Data records:
** BEGIN **
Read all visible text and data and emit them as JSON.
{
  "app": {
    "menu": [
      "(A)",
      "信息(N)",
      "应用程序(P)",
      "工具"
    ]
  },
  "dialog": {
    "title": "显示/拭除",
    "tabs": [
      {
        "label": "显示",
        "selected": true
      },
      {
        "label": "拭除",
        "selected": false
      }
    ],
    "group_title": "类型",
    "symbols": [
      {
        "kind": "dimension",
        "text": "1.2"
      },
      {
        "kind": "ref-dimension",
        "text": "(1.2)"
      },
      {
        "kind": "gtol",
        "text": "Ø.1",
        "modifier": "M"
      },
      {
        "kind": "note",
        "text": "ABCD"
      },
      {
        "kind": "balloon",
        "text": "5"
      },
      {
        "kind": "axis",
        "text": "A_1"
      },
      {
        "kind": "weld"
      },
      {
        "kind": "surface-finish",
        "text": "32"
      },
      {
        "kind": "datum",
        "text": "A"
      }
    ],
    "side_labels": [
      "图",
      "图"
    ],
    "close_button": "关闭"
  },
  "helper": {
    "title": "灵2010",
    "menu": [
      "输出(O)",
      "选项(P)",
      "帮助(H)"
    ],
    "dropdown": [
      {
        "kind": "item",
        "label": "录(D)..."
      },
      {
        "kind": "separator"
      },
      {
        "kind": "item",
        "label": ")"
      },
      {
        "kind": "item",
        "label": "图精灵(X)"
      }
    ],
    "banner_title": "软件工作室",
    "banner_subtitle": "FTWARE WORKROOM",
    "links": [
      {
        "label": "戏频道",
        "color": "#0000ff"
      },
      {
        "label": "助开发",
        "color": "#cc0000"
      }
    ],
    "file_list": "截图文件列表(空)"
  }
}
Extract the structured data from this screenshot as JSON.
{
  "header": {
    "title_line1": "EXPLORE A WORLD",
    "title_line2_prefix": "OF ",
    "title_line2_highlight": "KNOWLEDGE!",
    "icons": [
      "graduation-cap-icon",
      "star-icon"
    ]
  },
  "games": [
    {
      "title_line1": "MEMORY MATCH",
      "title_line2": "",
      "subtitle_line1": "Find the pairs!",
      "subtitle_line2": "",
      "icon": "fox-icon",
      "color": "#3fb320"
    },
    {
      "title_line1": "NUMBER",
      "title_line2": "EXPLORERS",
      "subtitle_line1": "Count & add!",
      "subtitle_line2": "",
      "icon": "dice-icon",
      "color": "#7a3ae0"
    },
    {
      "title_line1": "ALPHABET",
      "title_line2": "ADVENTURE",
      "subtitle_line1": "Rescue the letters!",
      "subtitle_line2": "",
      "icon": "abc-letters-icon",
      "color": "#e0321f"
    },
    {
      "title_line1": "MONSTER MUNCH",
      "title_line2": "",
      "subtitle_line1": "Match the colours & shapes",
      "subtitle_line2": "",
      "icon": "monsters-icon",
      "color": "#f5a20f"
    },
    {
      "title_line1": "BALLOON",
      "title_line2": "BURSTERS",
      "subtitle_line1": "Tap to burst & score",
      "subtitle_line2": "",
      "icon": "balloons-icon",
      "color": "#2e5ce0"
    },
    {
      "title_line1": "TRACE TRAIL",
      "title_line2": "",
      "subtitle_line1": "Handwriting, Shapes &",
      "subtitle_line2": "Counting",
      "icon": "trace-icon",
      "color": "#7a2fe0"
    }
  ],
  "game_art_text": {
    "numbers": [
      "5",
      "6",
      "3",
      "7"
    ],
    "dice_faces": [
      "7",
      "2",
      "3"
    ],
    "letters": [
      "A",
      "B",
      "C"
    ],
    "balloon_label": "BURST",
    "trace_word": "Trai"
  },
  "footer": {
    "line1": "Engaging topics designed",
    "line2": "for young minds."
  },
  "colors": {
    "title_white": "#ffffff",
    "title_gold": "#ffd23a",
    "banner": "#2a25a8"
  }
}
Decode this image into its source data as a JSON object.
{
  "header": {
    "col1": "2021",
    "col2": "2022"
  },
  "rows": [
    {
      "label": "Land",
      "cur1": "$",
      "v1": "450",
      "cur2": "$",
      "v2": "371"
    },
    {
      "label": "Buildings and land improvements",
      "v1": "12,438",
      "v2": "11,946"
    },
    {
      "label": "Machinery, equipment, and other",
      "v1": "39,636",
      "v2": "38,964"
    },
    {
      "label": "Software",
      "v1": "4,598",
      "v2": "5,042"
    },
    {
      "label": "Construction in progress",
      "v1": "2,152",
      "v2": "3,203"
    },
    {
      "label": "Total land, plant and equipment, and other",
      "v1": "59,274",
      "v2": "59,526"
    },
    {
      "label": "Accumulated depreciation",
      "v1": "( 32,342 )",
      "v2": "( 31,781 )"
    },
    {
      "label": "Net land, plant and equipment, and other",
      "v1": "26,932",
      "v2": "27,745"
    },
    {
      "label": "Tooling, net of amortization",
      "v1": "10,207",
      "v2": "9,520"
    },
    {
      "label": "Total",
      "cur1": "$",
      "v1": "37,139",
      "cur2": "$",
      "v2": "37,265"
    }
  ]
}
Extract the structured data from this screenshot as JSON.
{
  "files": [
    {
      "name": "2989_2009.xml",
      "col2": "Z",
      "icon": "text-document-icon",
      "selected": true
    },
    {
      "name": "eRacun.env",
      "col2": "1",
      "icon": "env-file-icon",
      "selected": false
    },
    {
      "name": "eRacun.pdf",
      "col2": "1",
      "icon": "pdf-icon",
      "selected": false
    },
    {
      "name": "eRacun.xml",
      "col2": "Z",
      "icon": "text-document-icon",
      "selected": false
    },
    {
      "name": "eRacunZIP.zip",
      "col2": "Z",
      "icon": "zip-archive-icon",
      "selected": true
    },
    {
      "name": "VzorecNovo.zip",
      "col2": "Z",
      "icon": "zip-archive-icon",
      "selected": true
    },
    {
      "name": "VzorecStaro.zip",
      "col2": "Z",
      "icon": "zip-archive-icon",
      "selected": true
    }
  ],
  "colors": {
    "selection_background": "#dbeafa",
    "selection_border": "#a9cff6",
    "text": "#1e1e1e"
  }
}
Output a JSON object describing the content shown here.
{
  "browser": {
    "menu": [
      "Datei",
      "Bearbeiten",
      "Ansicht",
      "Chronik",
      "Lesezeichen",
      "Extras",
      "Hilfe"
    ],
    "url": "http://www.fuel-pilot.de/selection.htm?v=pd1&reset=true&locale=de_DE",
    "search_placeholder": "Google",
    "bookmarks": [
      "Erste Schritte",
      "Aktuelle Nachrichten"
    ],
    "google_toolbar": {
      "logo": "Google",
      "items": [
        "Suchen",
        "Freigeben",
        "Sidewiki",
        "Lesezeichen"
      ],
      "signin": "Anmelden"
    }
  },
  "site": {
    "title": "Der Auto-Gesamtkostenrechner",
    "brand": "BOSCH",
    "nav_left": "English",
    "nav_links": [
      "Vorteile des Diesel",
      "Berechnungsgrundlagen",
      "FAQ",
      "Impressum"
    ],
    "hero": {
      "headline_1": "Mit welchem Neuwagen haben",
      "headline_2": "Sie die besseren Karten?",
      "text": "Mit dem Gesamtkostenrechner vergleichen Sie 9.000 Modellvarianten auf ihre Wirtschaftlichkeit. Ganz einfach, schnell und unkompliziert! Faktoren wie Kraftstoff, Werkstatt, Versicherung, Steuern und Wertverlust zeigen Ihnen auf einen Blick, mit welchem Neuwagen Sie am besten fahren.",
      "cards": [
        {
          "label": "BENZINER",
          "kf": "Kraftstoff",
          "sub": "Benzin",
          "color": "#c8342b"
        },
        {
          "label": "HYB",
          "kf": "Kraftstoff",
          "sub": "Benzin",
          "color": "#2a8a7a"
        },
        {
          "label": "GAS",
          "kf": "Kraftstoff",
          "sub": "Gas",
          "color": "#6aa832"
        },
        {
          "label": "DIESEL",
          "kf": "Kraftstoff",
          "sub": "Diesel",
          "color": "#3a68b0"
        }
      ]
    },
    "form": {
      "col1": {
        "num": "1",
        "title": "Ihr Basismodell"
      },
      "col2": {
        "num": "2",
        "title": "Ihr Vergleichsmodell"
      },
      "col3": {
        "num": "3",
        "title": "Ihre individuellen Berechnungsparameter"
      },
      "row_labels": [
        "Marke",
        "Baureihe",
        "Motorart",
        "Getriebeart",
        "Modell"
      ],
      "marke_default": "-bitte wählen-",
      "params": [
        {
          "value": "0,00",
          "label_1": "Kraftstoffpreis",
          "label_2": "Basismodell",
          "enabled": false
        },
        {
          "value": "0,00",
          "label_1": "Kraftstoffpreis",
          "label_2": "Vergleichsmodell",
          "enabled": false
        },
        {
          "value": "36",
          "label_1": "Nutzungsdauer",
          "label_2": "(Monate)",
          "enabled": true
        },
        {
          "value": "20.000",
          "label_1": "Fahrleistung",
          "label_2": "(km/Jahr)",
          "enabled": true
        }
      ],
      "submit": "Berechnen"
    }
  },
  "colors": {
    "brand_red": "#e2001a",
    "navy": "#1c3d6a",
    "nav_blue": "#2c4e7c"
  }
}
** END **
INSTRUCTIONS FOR THE TASK |
Select and copy every line of the listing with the word "Total".

FULL RESPONSE |
      "label": "Total land, plant and equipment, and other",
      "label": "Total",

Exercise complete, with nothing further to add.